> _Records for processing_:
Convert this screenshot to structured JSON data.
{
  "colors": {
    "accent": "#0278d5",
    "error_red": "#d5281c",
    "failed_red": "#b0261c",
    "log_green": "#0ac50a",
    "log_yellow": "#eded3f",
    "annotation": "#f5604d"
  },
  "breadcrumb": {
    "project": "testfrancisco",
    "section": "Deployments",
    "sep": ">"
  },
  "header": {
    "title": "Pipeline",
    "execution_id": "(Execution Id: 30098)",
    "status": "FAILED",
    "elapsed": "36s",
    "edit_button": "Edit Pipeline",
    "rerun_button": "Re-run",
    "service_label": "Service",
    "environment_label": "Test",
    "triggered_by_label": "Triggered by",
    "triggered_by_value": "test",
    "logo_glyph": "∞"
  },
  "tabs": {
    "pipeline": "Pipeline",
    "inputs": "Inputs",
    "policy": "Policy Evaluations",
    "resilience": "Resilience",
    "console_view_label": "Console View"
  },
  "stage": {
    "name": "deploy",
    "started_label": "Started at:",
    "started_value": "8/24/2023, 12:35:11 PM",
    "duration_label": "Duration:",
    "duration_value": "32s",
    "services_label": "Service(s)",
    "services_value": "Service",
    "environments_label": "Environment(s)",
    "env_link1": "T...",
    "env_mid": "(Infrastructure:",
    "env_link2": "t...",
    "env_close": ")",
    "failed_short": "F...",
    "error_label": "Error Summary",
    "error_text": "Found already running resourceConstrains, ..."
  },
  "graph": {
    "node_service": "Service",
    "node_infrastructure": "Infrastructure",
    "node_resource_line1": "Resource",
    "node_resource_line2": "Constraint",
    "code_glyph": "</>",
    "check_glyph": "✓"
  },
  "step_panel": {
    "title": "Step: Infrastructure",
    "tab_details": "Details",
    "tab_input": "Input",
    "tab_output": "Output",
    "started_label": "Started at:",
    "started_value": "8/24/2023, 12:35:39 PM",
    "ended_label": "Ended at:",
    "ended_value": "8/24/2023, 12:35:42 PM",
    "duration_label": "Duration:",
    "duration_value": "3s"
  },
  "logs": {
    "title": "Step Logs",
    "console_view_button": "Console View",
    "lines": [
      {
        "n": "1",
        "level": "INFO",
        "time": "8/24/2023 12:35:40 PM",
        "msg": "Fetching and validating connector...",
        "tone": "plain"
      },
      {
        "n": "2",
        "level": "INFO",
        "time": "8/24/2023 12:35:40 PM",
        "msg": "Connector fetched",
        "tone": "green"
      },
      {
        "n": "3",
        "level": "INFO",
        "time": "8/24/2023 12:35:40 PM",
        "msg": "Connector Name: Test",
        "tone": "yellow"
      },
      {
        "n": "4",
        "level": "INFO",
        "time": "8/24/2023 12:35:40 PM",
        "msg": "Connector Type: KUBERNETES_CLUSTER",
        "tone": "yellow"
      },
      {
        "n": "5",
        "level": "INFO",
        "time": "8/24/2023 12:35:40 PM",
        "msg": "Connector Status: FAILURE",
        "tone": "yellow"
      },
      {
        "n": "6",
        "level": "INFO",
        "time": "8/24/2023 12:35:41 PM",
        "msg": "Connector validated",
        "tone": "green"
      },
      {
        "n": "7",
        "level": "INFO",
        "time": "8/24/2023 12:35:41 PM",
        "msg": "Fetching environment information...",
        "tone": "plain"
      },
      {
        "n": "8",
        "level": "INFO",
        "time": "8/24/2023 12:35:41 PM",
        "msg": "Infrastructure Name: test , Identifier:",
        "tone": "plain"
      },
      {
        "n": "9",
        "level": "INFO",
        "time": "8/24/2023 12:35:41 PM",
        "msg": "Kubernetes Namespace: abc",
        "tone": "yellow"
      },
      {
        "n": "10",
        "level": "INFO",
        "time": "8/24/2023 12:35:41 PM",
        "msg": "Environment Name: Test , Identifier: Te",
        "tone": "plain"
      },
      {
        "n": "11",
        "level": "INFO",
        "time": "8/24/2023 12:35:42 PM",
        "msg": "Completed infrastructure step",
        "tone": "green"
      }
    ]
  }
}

> _Prompt_: Each record must be repeated exactly as it is.

> _Task response_:
Convert this screenshot to structured JSON data.
{
  "colors": {
    "accent": "#0278d5",
    "error_red": "#d5281c",
    "failed_red": "#b0261c",
    "log_green": "#0ac50a",
    "log_yellow": "#eded3f",
    "annotation": "#f5604d"
  },
  "breadcrumb": {
    "project": "testfrancisco",
    "section": "Deployments",
    "sep": ">"
  },
  "header": {
    "title": "Pipeline",
    "execution_id": "(Execution Id: 30098)",
    "status": "FAILED",
    "elapsed": "36s",
    "edit_button": "Edit Pipeline",
    "rerun_button": "Re-run",
    "service_label": "Service",
    "environment_label": "Test",
    "triggered_by_label": "Triggered by",
    "triggered_by_value": "test",
    "logo_glyph": "∞"
  },
  "tabs": {
    "pipeline": "Pipeline",
    "inputs": "Inputs",
    "policy": "Policy Evaluations",
    "resilience": "Resilience",
    "console_view_label": "Console View"
  },
  "stage": {
    "name": "deploy",
    "started_label": "Started at:",
    "started_value": "8/24/2023, 12:35:11 PM",
    "duration_label": "Duration:",
    "duration_value": "32s",
    "services_label": "Service(s)",
    "services_value": "Service",
    "environments_label": "Environment(s)",
    "env_link1": "T...",
    "env_mid": "(Infrastructure:",
    "env_link2": "t...",
    "env_close": ")",
    "failed_short": "F...",
    "error_label": "Error Summary",
    "error_text": "Found already running resourceConstrains, ..."
  },
  "graph": {
    "node_service": "Service",
    "node_infrastructure": "Infrastructure",
    "node_resource_line1": "Resource",
    "node_resource_line2": "Constraint",
    "code_glyph": "</>",
    "check_glyph": "✓"
  },
  "step_panel": {
    "title": "Step: Infrastructure",
    "tab_details": "Details",
    "tab_input": "Input",
    "tab_output": "Output",
    "started_label": "Started at:",
    "started_value": "8/24/2023, 12:35:39 PM",
    "ended_label": "Ended at:",
    "ended_value": "8/24/2023, 12:35:42 PM",
    "duration_label": "Duration:",
    "duration_value": "3s"
  },
  "logs": {
    "title": "Step Logs",
    "console_view_button": "Console View",
    "lines": [
      {
        "n": "1",
        "level": "INFO",
        "time": "8/24/2023 12:35:40 PM",
        "msg": "Fetching and validating connector...",
        "tone": "plain"
      },
      {
        "n": "2",
        "level": "INFO",
        "time": "8/24/2023 12:35:40 PM",
        "msg": "Connector fetched",
        "tone": "green"
      },
      {
        "n": "3",
        "level": "INFO",
        "time": "8/24/2023 12:35:40 PM",
        "msg": "Connector Name: Test",
        "tone": "yellow"
      },
      {
        "n": "4",
        "level": "INFO",
        "time": "8/24/2023 12:35:40 PM",
        "msg": "Connector Type: KUBERNETES_CLUSTER",
        "tone": "yellow"
      },
      {
        "n": "5",
        "level": "INFO",
        "time": "8/24/2023 12:35:40 PM",
        "msg": "Connector Status: FAILURE",
        "tone": "yellow"
      },
      {
        "n": "6",
        "level": "INFO",
        "time": "8/24/2023 12:35:41 PM",
        "msg": "Connector validated",
        "tone": "green"
      },
      {
        "n": "7",
        "level": "INFO",
        "time": "8/24/2023 12:35:41 PM",
        "msg": "Fetching environment information...",
        "tone": "plain"
      },
      {
        "n": "8",
        "level": "INFO",
        "time": "8/24/2023 12:35:41 PM",
        "msg": "Infrastructure Name: test , Identifier:",
        "tone": "plain"
      },
      {
        "n": "9",
        "level": "INFO",
        "time": "8/24/2023 12:35:41 PM",
        "msg": "Kubernetes Namespace: abc",
        "tone": "yellow"
      },
      {
        "n": "10",
        "level": "INFO",
        "time": "8/24/2023 12:35:41 PM",
        "msg": "Environment Name: Test , Identifier: Te",
        "tone": "plain"
      },
      {
        "n": "11",
        "level": "INFO",
        "time": "8/24/2023 12:35:42 PM",
        "msg": "Completed infrastructure step",
        "tone": "green"
      }
    ]
  }
}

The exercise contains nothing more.